• [Stated problem]: Pictures do not belong in the copy. Return all of the entries exactly.

Records for the exercise start

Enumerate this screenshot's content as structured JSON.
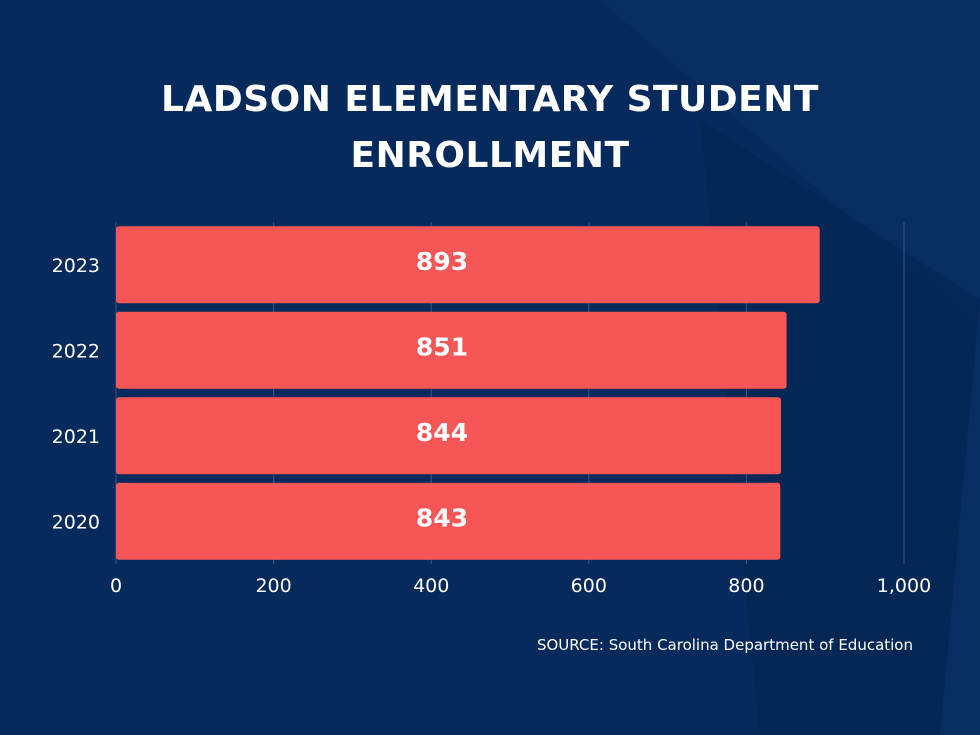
{
  "colors": {
    "background": "#072a5c",
    "bar": "#f75657",
    "text": "#ffffff",
    "grid": "#3a5586"
  },
  "chart_data": {
    "type": "bar",
    "orientation": "horizontal",
    "title_lines": [
      "LADSON ELEMENTARY STUDENT",
      "ENROLLMENT"
    ],
    "categories": [
      "2023",
      "2022",
      "2021",
      "2020"
    ],
    "values": [
      893,
      851,
      844,
      843
    ],
    "data_labels": [
      "893",
      "851",
      "844",
      "843"
    ],
    "xlim": [
      0,
      1000
    ],
    "x_ticks": [
      0,
      200,
      400,
      600,
      800,
      1000
    ],
    "x_tick_labels": [
      "0",
      "200",
      "400",
      "600",
      "800",
      "1,000"
    ],
    "grid": true,
    "legend": "none",
    "xlabel": "",
    "ylabel": ""
  },
  "source": "SOURCE: South Carolina Department of Education"
}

Records for the exercise end

• [Written solution]:
Enumerate this screenshot's content as structured JSON.
{
  "colors": {
    "background": "#072a5c",
    "bar": "#f75657",
    "text": "#ffffff",
    "grid": "#3a5586"
  },
  "chart_data": {
    "type": "bar",
    "orientation": "horizontal",
    "title_lines": [
      "LADSON ELEMENTARY STUDENT",
      "ENROLLMENT"
    ],
    "categories": [
      "2023",
      "2022",
      "2021",
      "2020"
    ],
    "values": [
      893,
      851,
      844,
      843
    ],
    "data_labels": [
      "893",
      "851",
      "844",
      "843"
    ],
    "xlim": [
      0,
      1000
    ],
    "x_ticks": [
      0,
      200,
      400,
      600,
      800,
      1000
    ],
    "x_tick_labels": [
      "0",
      "200",
      "400",
      "600",
      "800",
      "1,000"
    ],
    "grid": true,
    "legend": "none",
    "xlabel": "",
    "ylabel": ""
  },
  "source": "SOURCE: South Carolina Department of Education"
}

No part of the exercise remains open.